→ **Problem description**
Quote, without change, all of the lines that follow.

→ **Records shown**
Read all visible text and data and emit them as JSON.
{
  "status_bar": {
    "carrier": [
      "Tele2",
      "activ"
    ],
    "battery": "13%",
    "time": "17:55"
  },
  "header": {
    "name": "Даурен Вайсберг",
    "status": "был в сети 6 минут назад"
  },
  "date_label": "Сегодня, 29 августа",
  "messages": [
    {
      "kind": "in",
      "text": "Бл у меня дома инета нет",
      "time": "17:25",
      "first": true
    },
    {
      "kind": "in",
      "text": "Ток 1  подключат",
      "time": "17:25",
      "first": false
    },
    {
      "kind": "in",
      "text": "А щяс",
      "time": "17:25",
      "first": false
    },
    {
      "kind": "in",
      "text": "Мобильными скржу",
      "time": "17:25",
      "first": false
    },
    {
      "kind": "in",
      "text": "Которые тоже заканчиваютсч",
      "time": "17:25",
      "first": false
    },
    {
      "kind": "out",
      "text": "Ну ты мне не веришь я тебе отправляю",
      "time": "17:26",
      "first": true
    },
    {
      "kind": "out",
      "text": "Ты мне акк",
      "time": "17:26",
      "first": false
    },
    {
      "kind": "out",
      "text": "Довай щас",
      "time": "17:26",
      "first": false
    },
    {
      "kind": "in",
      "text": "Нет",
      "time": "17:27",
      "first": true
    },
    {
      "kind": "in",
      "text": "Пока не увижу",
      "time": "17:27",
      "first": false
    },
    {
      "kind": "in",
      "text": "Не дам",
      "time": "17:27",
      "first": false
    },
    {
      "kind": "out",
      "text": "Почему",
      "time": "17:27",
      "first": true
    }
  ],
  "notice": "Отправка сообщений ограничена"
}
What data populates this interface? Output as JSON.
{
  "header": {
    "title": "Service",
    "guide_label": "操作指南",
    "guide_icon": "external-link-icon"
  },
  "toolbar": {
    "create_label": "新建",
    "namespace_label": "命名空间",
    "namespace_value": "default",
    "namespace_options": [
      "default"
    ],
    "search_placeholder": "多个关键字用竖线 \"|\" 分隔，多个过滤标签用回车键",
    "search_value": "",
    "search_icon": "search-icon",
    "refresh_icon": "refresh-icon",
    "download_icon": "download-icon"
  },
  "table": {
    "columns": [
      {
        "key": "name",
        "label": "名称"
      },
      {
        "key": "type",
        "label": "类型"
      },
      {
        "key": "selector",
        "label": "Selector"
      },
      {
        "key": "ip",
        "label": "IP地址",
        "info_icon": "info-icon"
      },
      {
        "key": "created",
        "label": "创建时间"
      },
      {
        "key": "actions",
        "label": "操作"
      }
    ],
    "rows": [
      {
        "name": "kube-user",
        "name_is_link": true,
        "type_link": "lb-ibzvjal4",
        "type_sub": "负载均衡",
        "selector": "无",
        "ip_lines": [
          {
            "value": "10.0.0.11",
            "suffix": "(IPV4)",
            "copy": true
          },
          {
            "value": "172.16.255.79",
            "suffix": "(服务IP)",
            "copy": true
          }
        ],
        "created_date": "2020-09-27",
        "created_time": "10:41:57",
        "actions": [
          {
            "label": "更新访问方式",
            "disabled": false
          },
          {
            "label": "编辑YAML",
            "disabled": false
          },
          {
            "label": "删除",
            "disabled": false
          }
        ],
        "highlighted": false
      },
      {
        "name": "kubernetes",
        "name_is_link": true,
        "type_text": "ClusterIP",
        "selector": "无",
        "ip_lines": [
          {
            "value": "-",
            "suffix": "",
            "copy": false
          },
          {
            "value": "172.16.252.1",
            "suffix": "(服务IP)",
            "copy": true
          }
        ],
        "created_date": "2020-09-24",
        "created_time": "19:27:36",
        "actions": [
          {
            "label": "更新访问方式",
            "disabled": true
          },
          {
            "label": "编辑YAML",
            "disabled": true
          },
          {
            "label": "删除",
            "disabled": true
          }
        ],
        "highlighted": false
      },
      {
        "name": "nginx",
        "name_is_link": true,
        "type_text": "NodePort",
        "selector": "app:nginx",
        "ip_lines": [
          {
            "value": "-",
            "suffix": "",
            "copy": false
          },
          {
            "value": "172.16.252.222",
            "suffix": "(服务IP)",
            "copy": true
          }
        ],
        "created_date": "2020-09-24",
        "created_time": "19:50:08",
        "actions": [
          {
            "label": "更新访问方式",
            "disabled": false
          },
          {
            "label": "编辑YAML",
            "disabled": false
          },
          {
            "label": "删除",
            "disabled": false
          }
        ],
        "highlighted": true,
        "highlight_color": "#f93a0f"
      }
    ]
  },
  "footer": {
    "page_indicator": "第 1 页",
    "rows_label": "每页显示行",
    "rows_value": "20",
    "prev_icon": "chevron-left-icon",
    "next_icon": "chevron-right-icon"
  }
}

→ **Finished exercise**
Read all visible text and data and emit them as JSON.
{
  "status_bar": {
    "carrier": [
      "Tele2",
      "activ"
    ],
    "battery": "13%",
    "time": "17:55"
  },
  "header": {
    "name": "Даурен Вайсберг",
    "status": "был в сети 6 минут назад"
  },
  "date_label": "Сегодня, 29 августа",
  "messages": [
    {
      "kind": "in",
      "text": "Бл у меня дома инета нет",
      "time": "17:25",
      "first": true
    },
    {
      "kind": "in",
      "text": "Ток 1  подключат",
      "time": "17:25",
      "first": false
    },
    {
      "kind": "in",
      "text": "А щяс",
      "time": "17:25",
      "first": false
    },
    {
      "kind": "in",
      "text": "Мобильными скржу",
      "time": "17:25",
      "first": false
    },
    {
      "kind": "in",
      "text": "Которые тоже заканчиваютсч",
      "time": "17:25",
      "first": false
    },
    {
      "kind": "out",
      "text": "Ну ты мне не веришь я тебе отправляю",
      "time": "17:26",
      "first": true
    },
    {
      "kind": "out",
      "text": "Ты мне акк",
      "time": "17:26",
      "first": false
    },
    {
      "kind": "out",
      "text": "Довай щас",
      "time": "17:26",
      "first": false
    },
    {
      "kind": "in",
      "text": "Нет",
      "time": "17:27",
      "first": true
    },
    {
      "kind": "in",
      "text": "Пока не увижу",
      "time": "17:27",
      "first": false
    },
    {
      "kind": "in",
      "text": "Не дам",
      "time": "17:27",
      "first": false
    },
    {
      "kind": "out",
      "text": "Почему",
      "time": "17:27",
      "first": true
    }
  ],
  "notice": "Отправка сообщений ограничена"
}
What data populates this interface? Output as JSON.
{
  "header": {
    "title": "Service",
    "guide_label": "操作指南",
    "guide_icon": "external-link-icon"
  },
  "toolbar": {
    "create_label": "新建",
    "namespace_label": "命名空间",
    "namespace_value": "default",
    "namespace_options": [
      "default"
    ],
    "search_placeholder": "多个关键字用竖线 \"|\" 分隔，多个过滤标签用回车键",
    "search_value": "",
    "search_icon": "search-icon",
    "refresh_icon": "refresh-icon",
    "download_icon": "download-icon"
  },
  "table": {
    "columns": [
      {
        "key": "name",
        "label": "名称"
      },
      {
        "key": "type",
        "label": "类型"
      },
      {
        "key": "selector",
        "label": "Selector"
      },
      {
        "key": "ip",
        "label": "IP地址",
        "info_icon": "info-icon"
      },
      {
        "key": "created",
        "label": "创建时间"
      },
      {
        "key": "actions",
        "label": "操作"
      }
    ],
    "rows": [
      {
        "name": "kube-user",
        "name_is_link": true,
        "type_link": "lb-ibzvjal4",
        "type_sub": "负载均衡",
        "selector": "无",
        "ip_lines": [
          {
            "value": "10.0.0.11",
            "suffix": "(IPV4)",
            "copy": true
          },
          {
            "value": "172.16.255.79",
            "suffix": "(服务IP)",
            "copy": true
          }
        ],
        "created_date": "2020-09-27",
        "created_time": "10:41:57",
        "actions": [
          {
            "label": "更新访问方式",
            "disabled": false
          },
          {
            "label": "编辑YAML",
            "disabled": false
          },
          {
            "label": "删除",
            "disabled": false
          }
        ],
        "highlighted": false
      },
      {
        "name": "kubernetes",
        "name_is_link": true,
        "type_text": "ClusterIP",
        "selector": "无",
        "ip_lines": [
          {
            "value": "-",
            "suffix": "",
            "copy": false
          },
          {
            "value": "172.16.252.1",
            "suffix": "(服务IP)",
            "copy": true
          }
        ],
        "created_date": "2020-09-24",
        "created_time": "19:27:36",
        "actions": [
          {
            "label": "更新访问方式",
            "disabled": true
          },
          {
            "label": "编辑YAML",
            "disabled": true
          },
          {
            "label": "删除",
            "disabled": true
          }
        ],
        "highlighted": false
      },
      {
        "name": "nginx",
        "name_is_link": true,
        "type_text": "NodePort",
        "selector": "app:nginx",
        "ip_lines": [
          {
            "value": "-",
            "suffix": "",
            "copy": false
          },
          {
            "value": "172.16.252.222",
            "suffix": "(服务IP)",
            "copy": true
          }
        ],
        "created_date": "2020-09-24",
        "created_time": "19:50:08",
        "actions": [
          {
            "label": "更新访问方式",
            "disabled": false
          },
          {
            "label": "编辑YAML",
            "disabled": false
          },
          {
            "label": "删除",
            "disabled": false
          }
        ],
        "highlighted": true,
        "highlight_color": "#f93a0f"
      }
    ]
  },
  "footer": {
    "page_indicator": "第 1 页",
    "rows_label": "每页显示行",
    "rows_value": "20",
    "prev_icon": "chevron-left-icon",
    "next_icon": "chevron-right-icon"
  }
}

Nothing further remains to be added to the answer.